* [Task statement]:
Every line from the one containing "Read out every word on this page." to the final line of the material below must be reproduced exactly; leave out all other lines.

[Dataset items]

==================================================

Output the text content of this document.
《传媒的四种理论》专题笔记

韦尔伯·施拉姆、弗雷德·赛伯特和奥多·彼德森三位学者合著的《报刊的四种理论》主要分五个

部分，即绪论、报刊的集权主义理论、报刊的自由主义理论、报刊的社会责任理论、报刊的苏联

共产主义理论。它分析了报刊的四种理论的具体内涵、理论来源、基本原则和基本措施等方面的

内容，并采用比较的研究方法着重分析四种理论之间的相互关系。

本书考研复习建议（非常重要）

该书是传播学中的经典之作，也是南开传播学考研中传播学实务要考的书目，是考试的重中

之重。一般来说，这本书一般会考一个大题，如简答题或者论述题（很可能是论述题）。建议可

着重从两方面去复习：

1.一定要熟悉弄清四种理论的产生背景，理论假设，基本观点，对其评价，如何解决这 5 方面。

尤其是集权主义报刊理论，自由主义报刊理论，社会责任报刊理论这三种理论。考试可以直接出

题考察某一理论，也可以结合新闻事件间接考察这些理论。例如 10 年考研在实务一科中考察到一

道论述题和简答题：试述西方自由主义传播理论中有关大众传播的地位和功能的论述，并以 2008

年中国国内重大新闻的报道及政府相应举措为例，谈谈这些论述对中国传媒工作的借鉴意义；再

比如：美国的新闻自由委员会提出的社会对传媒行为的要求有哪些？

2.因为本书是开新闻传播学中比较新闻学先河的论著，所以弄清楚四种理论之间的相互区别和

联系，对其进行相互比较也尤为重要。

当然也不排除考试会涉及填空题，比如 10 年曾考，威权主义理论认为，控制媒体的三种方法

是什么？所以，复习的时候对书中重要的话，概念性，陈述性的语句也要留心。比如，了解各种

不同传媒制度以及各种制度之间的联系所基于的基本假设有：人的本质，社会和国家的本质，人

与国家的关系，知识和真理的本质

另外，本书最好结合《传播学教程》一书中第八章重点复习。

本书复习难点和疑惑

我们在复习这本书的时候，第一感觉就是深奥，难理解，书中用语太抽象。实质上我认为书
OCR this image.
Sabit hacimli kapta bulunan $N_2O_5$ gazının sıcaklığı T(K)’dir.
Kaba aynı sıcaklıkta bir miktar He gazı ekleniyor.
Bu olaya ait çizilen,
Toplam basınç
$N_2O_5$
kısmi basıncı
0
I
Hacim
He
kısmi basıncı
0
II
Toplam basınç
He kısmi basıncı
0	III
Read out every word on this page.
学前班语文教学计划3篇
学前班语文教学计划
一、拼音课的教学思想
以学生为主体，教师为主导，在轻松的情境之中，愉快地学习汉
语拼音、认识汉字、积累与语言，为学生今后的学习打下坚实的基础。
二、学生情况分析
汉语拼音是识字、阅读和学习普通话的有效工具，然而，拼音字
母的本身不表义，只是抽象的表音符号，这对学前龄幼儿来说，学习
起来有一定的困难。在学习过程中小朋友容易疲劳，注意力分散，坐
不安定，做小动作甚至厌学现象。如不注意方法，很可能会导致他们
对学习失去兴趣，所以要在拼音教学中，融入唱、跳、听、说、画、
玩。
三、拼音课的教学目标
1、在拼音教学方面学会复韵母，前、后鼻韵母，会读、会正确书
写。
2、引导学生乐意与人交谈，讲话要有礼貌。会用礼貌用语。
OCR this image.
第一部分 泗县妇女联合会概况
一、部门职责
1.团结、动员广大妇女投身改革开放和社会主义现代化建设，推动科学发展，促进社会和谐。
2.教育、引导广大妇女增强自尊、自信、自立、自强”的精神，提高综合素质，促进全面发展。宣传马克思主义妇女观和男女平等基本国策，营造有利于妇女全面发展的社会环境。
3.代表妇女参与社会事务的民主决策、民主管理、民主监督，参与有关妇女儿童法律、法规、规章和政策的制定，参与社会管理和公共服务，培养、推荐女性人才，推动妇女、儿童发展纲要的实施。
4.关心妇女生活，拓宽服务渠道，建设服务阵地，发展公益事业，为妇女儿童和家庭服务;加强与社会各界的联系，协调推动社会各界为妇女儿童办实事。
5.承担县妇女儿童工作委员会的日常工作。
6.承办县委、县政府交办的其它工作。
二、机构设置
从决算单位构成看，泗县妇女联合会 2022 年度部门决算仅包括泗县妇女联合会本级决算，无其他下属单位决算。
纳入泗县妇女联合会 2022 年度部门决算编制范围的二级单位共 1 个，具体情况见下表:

==================================================

* [Exercise output]:
Read out every word on this page.
学前班语文教学计划3篇
学前班语文教学计划
一、拼音课的教学思想
以学生为主体，教师为主导，在轻松的情境之中，愉快地学习汉
语拼音、认识汉字、积累与语言，为学生今后的学习打下坚实的基础。
二、学生情况分析
汉语拼音是识字、阅读和学习普通话的有效工具，然而，拼音字
母的本身不表义，只是抽象的表音符号，这对学前龄幼儿来说，学习
起来有一定的困难。在学习过程中小朋友容易疲劳，注意力分散，坐
不安定，做小动作甚至厌学现象。如不注意方法，很可能会导致他们
对学习失去兴趣，所以要在拼音教学中，融入唱、跳、听、说、画、
玩。
三、拼音课的教学目标
1、在拼音教学方面学会复韵母，前、后鼻韵母，会读、会正确书
写。
2、引导学生乐意与人交谈，讲话要有礼貌。会用礼貌用语。
OCR this image.
第一部分 泗县妇女联合会概况
一、部门职责
1.团结、动员广大妇女投身改革开放和社会主义现代化建设，推动科学发展，促进社会和谐。
2.教育、引导广大妇女增强自尊、自信、自立、自强”的精神，提高综合素质，促进全面发展。宣传马克思主义妇女观和男女平等基本国策，营造有利于妇女全面发展的社会环境。
3.代表妇女参与社会事务的民主决策、民主管理、民主监督，参与有关妇女儿童法律、法规、规章和政策的制定，参与社会管理和公共服务，培养、推荐女性人才，推动妇女、儿童发展纲要的实施。
4.关心妇女生活，拓宽服务渠道，建设服务阵地，发展公益事业，为妇女儿童和家庭服务;加强与社会各界的联系，协调推动社会各界为妇女儿童办实事。
5.承担县妇女儿童工作委员会的日常工作。
6.承办县委、县政府交办的其它工作。
二、机构设置
从决算单位构成看，泗县妇女联合会 2022 年度部门决算仅包括泗县妇女联合会本级决算，无其他下属单位决算。
纳入泗县妇女联合会 2022 年度部门决算编制范围的二级单位共 1 个，具体情况见下表:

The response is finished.